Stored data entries

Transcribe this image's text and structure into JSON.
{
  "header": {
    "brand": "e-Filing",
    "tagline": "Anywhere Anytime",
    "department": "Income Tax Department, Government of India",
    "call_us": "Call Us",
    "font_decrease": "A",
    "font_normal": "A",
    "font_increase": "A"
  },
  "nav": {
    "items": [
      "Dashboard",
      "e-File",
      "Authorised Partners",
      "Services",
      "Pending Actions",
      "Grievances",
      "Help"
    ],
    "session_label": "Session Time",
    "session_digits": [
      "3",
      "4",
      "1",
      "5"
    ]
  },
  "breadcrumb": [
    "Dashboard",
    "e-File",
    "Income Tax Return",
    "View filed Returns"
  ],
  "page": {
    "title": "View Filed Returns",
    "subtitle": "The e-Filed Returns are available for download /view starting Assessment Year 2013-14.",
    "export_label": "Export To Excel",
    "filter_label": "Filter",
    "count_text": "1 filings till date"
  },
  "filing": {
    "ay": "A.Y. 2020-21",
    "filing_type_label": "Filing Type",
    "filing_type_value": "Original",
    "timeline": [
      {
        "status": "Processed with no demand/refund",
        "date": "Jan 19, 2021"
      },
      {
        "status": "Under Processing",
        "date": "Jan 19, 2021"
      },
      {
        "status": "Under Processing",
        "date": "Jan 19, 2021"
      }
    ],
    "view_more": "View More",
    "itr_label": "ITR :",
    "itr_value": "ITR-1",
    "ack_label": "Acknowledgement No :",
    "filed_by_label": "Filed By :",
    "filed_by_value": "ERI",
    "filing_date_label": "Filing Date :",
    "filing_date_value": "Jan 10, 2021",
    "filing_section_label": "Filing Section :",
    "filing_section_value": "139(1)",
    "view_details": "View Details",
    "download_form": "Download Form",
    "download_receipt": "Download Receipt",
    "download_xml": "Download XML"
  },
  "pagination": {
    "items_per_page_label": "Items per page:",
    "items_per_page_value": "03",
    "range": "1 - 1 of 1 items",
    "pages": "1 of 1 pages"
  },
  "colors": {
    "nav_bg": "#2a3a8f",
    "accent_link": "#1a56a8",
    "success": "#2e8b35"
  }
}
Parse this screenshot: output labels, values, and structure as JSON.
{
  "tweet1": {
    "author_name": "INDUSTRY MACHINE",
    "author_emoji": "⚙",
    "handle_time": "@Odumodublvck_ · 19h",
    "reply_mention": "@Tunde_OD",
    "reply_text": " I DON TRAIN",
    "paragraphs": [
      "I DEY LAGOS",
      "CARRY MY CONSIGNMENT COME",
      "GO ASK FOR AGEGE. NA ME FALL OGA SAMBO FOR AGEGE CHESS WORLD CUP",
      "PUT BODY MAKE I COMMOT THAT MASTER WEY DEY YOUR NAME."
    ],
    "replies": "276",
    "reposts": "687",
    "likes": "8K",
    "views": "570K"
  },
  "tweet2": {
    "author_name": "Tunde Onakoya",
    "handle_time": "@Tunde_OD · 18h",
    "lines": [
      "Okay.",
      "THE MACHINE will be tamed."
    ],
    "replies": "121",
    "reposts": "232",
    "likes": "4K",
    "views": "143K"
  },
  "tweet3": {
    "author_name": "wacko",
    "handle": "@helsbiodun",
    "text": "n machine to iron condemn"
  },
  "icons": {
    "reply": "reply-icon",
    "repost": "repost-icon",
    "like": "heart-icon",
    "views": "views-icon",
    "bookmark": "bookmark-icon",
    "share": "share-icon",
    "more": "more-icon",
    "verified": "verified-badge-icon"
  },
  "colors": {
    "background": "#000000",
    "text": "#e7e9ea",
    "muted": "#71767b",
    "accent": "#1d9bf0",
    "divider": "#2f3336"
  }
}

What to do
Reproduce the data in its entirety, matching each character.

Answer below
Transcribe this image's text and structure into JSON.
{
  "header": {
    "brand": "e-Filing",
    "tagline": "Anywhere Anytime",
    "department": "Income Tax Department, Government of India",
    "call_us": "Call Us",
    "font_decrease": "A",
    "font_normal": "A",
    "font_increase": "A"
  },
  "nav": {
    "items": [
      "Dashboard",
      "e-File",
      "Authorised Partners",
      "Services",
      "Pending Actions",
      "Grievances",
      "Help"
    ],
    "session_label": "Session Time",
    "session_digits": [
      "3",
      "4",
      "1",
      "5"
    ]
  },
  "breadcrumb": [
    "Dashboard",
    "e-File",
    "Income Tax Return",
    "View filed Returns"
  ],
  "page": {
    "title": "View Filed Returns",
    "subtitle": "The e-Filed Returns are available for download /view starting Assessment Year 2013-14.",
    "export_label": "Export To Excel",
    "filter_label": "Filter",
    "count_text": "1 filings till date"
  },
  "filing": {
    "ay": "A.Y. 2020-21",
    "filing_type_label": "Filing Type",
    "filing_type_value": "Original",
    "timeline": [
      {
        "status": "Processed with no demand/refund",
        "date": "Jan 19, 2021"
      },
      {
        "status": "Under Processing",
        "date": "Jan 19, 2021"
      },
      {
        "status": "Under Processing",
        "date": "Jan 19, 2021"
      }
    ],
    "view_more": "View More",
    "itr_label": "ITR :",
    "itr_value": "ITR-1",
    "ack_label": "Acknowledgement No :",
    "filed_by_label": "Filed By :",
    "filed_by_value": "ERI",
    "filing_date_label": "Filing Date :",
    "filing_date_value": "Jan 10, 2021",
    "filing_section_label": "Filing Section :",
    "filing_section_value": "139(1)",
    "view_details": "View Details",
    "download_form": "Download Form",
    "download_receipt": "Download Receipt",
    "download_xml": "Download XML"
  },
  "pagination": {
    "items_per_page_label": "Items per page:",
    "items_per_page_value": "03",
    "range": "1 - 1 of 1 items",
    "pages": "1 of 1 pages"
  },
  "colors": {
    "nav_bg": "#2a3a8f",
    "accent_link": "#1a56a8",
    "success": "#2e8b35"
  }
}
Parse this screenshot: output labels, values, and structure as JSON.
{
  "tweet1": {
    "author_name": "INDUSTRY MACHINE",
    "author_emoji": "⚙",
    "handle_time": "@Odumodublvck_ · 19h",
    "reply_mention": "@Tunde_OD",
    "reply_text": " I DON TRAIN",
    "paragraphs": [
      "I DEY LAGOS",
      "CARRY MY CONSIGNMENT COME",
      "GO ASK FOR AGEGE. NA ME FALL OGA SAMBO FOR AGEGE CHESS WORLD CUP",
      "PUT BODY MAKE I COMMOT THAT MASTER WEY DEY YOUR NAME."
    ],
    "replies": "276",
    "reposts": "687",
    "likes": "8K",
    "views": "570K"
  },
  "tweet2": {
    "author_name": "Tunde Onakoya",
    "handle_time": "@Tunde_OD · 18h",
    "lines": [
      "Okay.",
      "THE MACHINE will be tamed."
    ],
    "replies": "121",
    "reposts": "232",
    "likes": "4K",
    "views": "143K"
  },
  "tweet3": {
    "author_name": "wacko",
    "handle": "@helsbiodun",
    "text": "n machine to iron condemn"
  },
  "icons": {
    "reply": "reply-icon",
    "repost": "repost-icon",
    "like": "heart-icon",
    "views": "views-icon",
    "bookmark": "bookmark-icon",
    "share": "share-icon",
    "more": "more-icon",
    "verified": "verified-badge-icon"
  },
  "colors": {
    "background": "#000000",
    "text": "#e7e9ea",
    "muted": "#71767b",
    "accent": "#1d9bf0",
    "divider": "#2f3336"
  }
}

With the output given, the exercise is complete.